Dataset items
____
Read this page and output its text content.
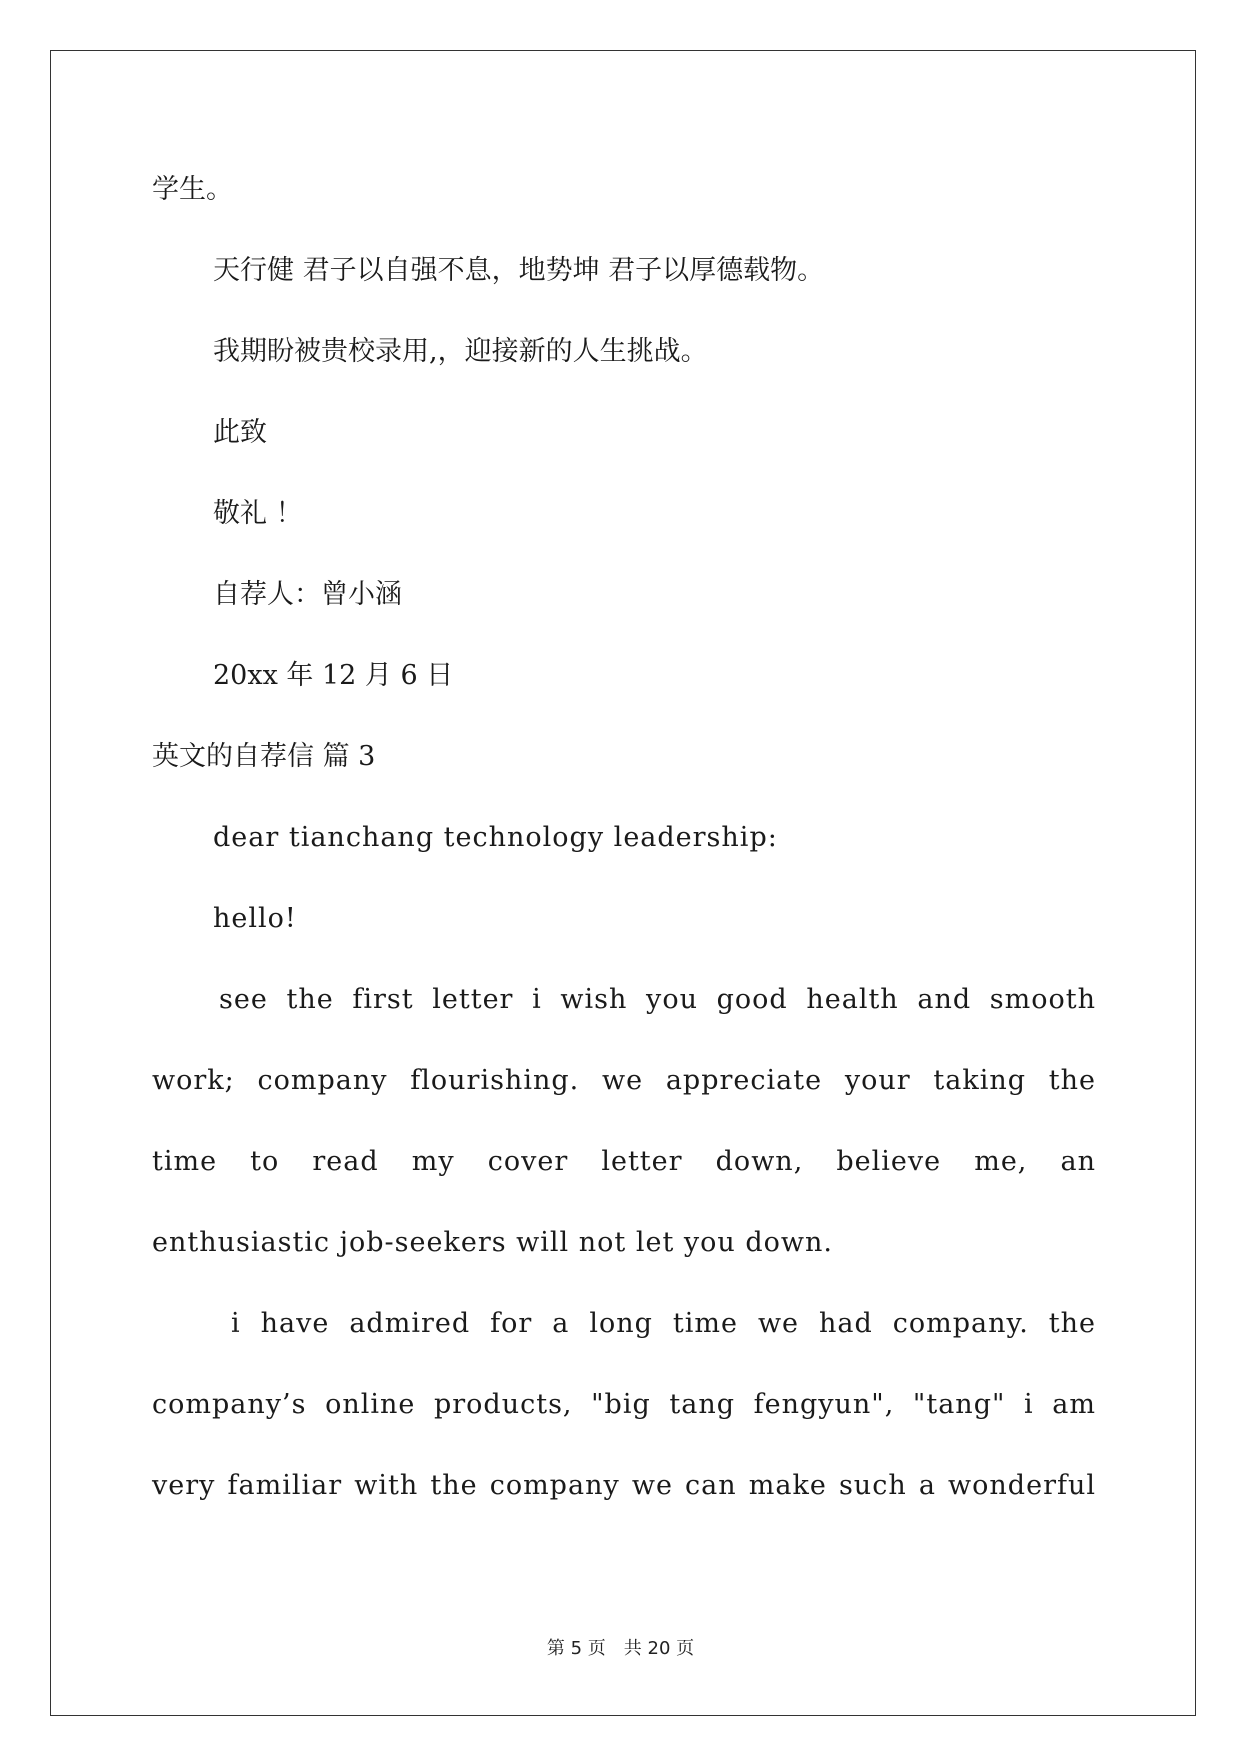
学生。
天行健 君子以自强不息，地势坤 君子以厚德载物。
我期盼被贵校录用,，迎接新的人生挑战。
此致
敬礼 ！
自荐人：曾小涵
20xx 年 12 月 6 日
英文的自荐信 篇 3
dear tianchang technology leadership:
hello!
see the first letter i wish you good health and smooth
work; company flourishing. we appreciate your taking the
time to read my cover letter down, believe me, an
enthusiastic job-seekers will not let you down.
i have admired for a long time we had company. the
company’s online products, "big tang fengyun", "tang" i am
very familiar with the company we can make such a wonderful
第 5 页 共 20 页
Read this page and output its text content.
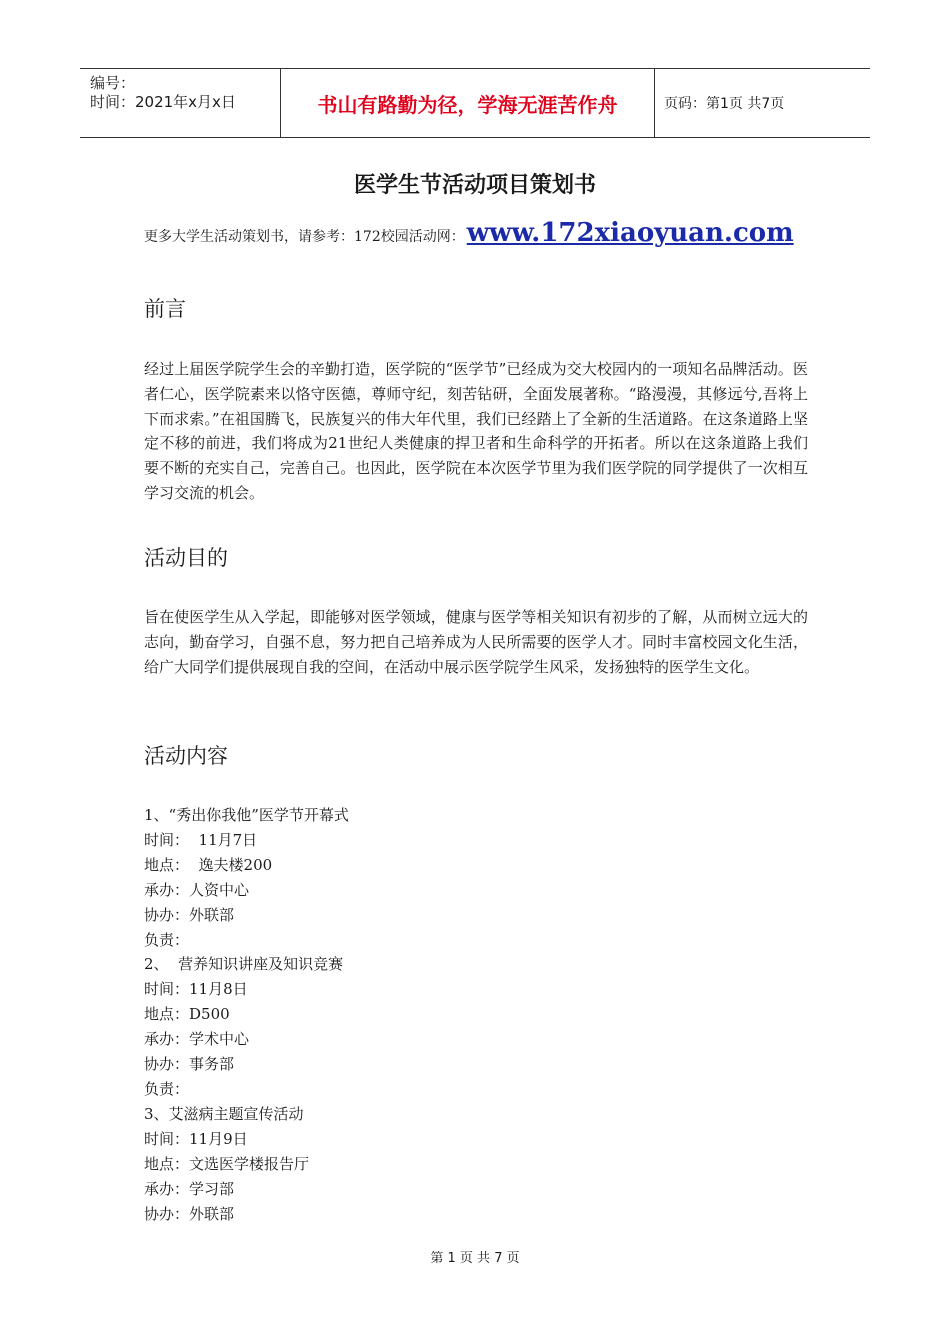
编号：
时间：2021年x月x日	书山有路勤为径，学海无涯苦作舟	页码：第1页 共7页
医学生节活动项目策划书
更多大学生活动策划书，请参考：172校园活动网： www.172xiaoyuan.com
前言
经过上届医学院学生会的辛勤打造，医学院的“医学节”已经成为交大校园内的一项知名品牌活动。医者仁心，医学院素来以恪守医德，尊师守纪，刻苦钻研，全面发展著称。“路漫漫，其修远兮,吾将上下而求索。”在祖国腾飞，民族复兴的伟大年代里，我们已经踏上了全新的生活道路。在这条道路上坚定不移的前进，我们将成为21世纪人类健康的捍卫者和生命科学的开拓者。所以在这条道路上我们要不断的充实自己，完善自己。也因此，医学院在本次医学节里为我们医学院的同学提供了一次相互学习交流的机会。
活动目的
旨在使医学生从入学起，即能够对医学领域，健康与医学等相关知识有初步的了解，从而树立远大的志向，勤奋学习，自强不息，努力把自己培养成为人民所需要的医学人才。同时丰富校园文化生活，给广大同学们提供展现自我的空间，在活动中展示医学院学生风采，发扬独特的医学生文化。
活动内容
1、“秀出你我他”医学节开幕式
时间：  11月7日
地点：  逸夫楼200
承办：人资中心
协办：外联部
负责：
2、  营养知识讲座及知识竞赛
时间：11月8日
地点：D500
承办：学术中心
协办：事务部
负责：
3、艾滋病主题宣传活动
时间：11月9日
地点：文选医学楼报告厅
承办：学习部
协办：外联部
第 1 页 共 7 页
____
### Work to be completed
Write down the number of lines where the word "company" appears, and nothing further.

### Problem solution
4